> **Objective**: Repeat the listing in full, exactly as it stands.

> **Material provided**:

########

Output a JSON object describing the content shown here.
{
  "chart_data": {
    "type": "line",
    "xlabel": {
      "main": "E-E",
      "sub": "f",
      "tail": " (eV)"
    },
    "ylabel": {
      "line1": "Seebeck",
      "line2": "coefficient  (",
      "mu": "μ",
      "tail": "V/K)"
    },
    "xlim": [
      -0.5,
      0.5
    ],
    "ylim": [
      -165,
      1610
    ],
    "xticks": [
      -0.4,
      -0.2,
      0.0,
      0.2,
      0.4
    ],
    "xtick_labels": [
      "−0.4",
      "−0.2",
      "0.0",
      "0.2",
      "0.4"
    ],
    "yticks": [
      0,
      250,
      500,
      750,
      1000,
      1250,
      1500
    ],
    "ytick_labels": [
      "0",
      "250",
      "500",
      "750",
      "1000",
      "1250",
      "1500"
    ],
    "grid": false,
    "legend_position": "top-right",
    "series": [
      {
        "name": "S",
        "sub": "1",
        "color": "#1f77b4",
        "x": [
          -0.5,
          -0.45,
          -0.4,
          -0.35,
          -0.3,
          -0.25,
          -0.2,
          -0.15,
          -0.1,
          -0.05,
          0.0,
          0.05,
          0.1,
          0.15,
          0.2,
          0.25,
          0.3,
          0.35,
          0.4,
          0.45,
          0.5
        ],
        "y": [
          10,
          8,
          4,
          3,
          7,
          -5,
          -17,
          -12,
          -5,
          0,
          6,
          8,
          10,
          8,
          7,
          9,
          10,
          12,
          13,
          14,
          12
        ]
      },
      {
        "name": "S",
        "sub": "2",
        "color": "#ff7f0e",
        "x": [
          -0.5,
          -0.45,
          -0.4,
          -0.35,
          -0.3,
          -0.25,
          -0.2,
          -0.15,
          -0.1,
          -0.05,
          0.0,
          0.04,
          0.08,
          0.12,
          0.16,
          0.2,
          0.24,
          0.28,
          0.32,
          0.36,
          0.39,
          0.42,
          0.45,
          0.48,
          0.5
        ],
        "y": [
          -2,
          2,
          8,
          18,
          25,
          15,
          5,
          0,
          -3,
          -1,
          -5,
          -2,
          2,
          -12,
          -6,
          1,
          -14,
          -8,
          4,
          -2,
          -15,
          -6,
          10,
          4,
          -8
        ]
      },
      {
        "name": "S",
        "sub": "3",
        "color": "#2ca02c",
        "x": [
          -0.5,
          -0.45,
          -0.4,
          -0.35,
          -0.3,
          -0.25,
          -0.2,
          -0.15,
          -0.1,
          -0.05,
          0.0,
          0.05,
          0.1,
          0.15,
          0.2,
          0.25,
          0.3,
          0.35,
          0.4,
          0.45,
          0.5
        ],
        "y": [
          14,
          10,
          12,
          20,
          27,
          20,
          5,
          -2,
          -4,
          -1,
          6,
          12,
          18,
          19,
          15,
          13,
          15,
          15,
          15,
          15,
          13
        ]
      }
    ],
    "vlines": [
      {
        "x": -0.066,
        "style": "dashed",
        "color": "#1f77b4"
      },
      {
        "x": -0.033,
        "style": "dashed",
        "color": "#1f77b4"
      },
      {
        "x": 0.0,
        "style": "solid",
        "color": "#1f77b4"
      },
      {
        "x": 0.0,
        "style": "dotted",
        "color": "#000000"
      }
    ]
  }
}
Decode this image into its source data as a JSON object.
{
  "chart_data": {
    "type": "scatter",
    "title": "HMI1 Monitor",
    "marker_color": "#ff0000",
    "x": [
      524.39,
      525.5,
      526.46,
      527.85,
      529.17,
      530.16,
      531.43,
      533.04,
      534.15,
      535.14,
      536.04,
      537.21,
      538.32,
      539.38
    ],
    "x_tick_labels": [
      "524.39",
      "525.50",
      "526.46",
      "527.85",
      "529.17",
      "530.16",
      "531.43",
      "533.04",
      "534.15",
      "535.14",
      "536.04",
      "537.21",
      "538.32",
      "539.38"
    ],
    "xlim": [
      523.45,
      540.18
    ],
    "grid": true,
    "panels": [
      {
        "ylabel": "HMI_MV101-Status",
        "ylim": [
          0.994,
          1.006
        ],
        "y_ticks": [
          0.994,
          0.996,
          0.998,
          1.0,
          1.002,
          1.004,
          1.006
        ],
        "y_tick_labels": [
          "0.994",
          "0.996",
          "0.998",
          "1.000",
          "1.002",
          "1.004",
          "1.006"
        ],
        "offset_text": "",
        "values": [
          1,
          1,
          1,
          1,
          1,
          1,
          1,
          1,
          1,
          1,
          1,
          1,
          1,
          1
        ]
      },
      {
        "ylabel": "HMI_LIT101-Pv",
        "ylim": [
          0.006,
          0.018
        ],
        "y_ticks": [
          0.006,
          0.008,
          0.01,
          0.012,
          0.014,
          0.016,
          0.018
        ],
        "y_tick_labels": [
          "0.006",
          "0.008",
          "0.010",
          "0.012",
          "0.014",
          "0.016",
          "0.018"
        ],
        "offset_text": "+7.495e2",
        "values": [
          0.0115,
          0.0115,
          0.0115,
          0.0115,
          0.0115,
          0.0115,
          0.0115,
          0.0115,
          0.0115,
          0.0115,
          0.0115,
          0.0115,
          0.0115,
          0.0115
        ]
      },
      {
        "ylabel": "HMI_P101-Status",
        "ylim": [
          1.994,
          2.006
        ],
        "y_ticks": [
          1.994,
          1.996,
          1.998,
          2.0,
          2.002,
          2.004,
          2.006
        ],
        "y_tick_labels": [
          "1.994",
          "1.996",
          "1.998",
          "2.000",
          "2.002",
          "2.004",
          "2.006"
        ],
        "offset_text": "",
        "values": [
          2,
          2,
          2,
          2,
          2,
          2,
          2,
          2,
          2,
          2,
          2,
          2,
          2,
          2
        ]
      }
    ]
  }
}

########

> **Task response**:
Output a JSON object describing the content shown here.
{
  "chart_data": {
    "type": "line",
    "xlabel": {
      "main": "E-E",
      "sub": "f",
      "tail": " (eV)"
    },
    "ylabel": {
      "line1": "Seebeck",
      "line2": "coefficient  (",
      "mu": "μ",
      "tail": "V/K)"
    },
    "xlim": [
      -0.5,
      0.5
    ],
    "ylim": [
      -165,
      1610
    ],
    "xticks": [
      -0.4,
      -0.2,
      0.0,
      0.2,
      0.4
    ],
    "xtick_labels": [
      "−0.4",
      "−0.2",
      "0.0",
      "0.2",
      "0.4"
    ],
    "yticks": [
      0,
      250,
      500,
      750,
      1000,
      1250,
      1500
    ],
    "ytick_labels": [
      "0",
      "250",
      "500",
      "750",
      "1000",
      "1250",
      "1500"
    ],
    "grid": false,
    "legend_position": "top-right",
    "series": [
      {
        "name": "S",
        "sub": "1",
        "color": "#1f77b4",
        "x": [
          -0.5,
          -0.45,
          -0.4,
          -0.35,
          -0.3,
          -0.25,
          -0.2,
          -0.15,
          -0.1,
          -0.05,
          0.0,
          0.05,
          0.1,
          0.15,
          0.2,
          0.25,
          0.3,
          0.35,
          0.4,
          0.45,
          0.5
        ],
        "y": [
          10,
          8,
          4,
          3,
          7,
          -5,
          -17,
          -12,
          -5,
          0,
          6,
          8,
          10,
          8,
          7,
          9,
          10,
          12,
          13,
          14,
          12
        ]
      },
      {
        "name": "S",
        "sub": "2",
        "color": "#ff7f0e",
        "x": [
          -0.5,
          -0.45,
          -0.4,
          -0.35,
          -0.3,
          -0.25,
          -0.2,
          -0.15,
          -0.1,
          -0.05,
          0.0,
          0.04,
          0.08,
          0.12,
          0.16,
          0.2,
          0.24,
          0.28,
          0.32,
          0.36,
          0.39,
          0.42,
          0.45,
          0.48,
          0.5
        ],
        "y": [
          -2,
          2,
          8,
          18,
          25,
          15,
          5,
          0,
          -3,
          -1,
          -5,
          -2,
          2,
          -12,
          -6,
          1,
          -14,
          -8,
          4,
          -2,
          -15,
          -6,
          10,
          4,
          -8
        ]
      },
      {
        "name": "S",
        "sub": "3",
        "color": "#2ca02c",
        "x": [
          -0.5,
          -0.45,
          -0.4,
          -0.35,
          -0.3,
          -0.25,
          -0.2,
          -0.15,
          -0.1,
          -0.05,
          0.0,
          0.05,
          0.1,
          0.15,
          0.2,
          0.25,
          0.3,
          0.35,
          0.4,
          0.45,
          0.5
        ],
        "y": [
          14,
          10,
          12,
          20,
          27,
          20,
          5,
          -2,
          -4,
          -1,
          6,
          12,
          18,
          19,
          15,
          13,
          15,
          15,
          15,
          15,
          13
        ]
      }
    ],
    "vlines": [
      {
        "x": -0.066,
        "style": "dashed",
        "color": "#1f77b4"
      },
      {
        "x": -0.033,
        "style": "dashed",
        "color": "#1f77b4"
      },
      {
        "x": 0.0,
        "style": "solid",
        "color": "#1f77b4"
      },
      {
        "x": 0.0,
        "style": "dotted",
        "color": "#000000"
      }
    ]
  }
}
Decode this image into its source data as a JSON object.
{
  "chart_data": {
    "type": "scatter",
    "title": "HMI1 Monitor",
    "marker_color": "#ff0000",
    "x": [
      524.39,
      525.5,
      526.46,
      527.85,
      529.17,
      530.16,
      531.43,
      533.04,
      534.15,
      535.14,
      536.04,
      537.21,
      538.32,
      539.38
    ],
    "x_tick_labels": [
      "524.39",
      "525.50",
      "526.46",
      "527.85",
      "529.17",
      "530.16",
      "531.43",
      "533.04",
      "534.15",
      "535.14",
      "536.04",
      "537.21",
      "538.32",
      "539.38"
    ],
    "xlim": [
      523.45,
      540.18
    ],
    "grid": true,
    "panels": [
      {
        "ylabel": "HMI_MV101-Status",
        "ylim": [
          0.994,
          1.006
        ],
        "y_ticks": [
          0.994,
          0.996,
          0.998,
          1.0,
          1.002,
          1.004,
          1.006
        ],
        "y_tick_labels": [
          "0.994",
          "0.996",
          "0.998",
          "1.000",
          "1.002",
          "1.004",
          "1.006"
        ],
        "offset_text": "",
        "values": [
          1,
          1,
          1,
          1,
          1,
          1,
          1,
          1,
          1,
          1,
          1,
          1,
          1,
          1
        ]
      },
      {
        "ylabel": "HMI_LIT101-Pv",
        "ylim": [
          0.006,
          0.018
        ],
        "y_ticks": [
          0.006,
          0.008,
          0.01,
          0.012,
          0.014,
          0.016,
          0.018
        ],
        "y_tick_labels": [
          "0.006",
          "0.008",
          "0.010",
          "0.012",
          "0.014",
          "0.016",
          "0.018"
        ],
        "offset_text": "+7.495e2",
        "values": [
          0.0115,
          0.0115,
          0.0115,
          0.0115,
          0.0115,
          0.0115,
          0.0115,
          0.0115,
          0.0115,
          0.0115,
          0.0115,
          0.0115,
          0.0115,
          0.0115
        ]
      },
      {
        "ylabel": "HMI_P101-Status",
        "ylim": [
          1.994,
          2.006
        ],
        "y_ticks": [
          1.994,
          1.996,
          1.998,
          2.0,
          2.002,
          2.004,
          2.006
        ],
        "y_tick_labels": [
          "1.994",
          "1.996",
          "1.998",
          "2.000",
          "2.002",
          "2.004",
          "2.006"
        ],
        "offset_text": "",
        "values": [
          2,
          2,
          2,
          2,
          2,
          2,
          2,
          2,
          2,
          2,
          2,
          2,
          2,
          2
        ]
      }
    ]
  }
}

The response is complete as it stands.